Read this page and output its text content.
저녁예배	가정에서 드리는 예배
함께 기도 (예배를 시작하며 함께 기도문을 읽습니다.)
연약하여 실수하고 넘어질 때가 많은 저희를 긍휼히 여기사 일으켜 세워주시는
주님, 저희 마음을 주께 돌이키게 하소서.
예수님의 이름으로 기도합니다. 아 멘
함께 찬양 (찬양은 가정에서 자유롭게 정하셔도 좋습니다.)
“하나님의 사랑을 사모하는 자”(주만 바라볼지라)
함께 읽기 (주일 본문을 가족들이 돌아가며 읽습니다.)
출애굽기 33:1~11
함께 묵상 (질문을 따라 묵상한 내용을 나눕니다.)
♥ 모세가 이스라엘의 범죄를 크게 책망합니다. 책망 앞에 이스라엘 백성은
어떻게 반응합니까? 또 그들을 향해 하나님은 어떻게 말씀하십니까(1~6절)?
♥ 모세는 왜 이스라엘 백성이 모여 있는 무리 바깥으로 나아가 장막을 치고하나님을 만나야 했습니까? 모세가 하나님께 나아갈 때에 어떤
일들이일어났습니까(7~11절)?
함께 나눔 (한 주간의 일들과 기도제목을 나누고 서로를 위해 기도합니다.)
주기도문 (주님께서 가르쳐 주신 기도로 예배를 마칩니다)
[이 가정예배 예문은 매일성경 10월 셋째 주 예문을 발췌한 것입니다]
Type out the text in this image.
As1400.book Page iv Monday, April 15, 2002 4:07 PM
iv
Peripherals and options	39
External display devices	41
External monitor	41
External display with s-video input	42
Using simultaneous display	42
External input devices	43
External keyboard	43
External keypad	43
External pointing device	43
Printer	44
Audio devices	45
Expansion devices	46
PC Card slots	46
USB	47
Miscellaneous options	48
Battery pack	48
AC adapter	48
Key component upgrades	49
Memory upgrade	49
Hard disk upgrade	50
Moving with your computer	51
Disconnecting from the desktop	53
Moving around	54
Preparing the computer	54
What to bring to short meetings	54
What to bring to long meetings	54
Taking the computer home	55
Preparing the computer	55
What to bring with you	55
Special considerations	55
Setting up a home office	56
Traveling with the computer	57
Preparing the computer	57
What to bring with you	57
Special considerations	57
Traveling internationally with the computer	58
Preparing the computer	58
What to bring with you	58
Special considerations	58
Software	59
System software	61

▸ **SHORT EXERCISE**
Filter out every line that lacks the word "meetings", and copy the rest.

▸ **RESULT OF THIS EXERCISE**
What to bring to short meetings	54
What to bring to long meetings	54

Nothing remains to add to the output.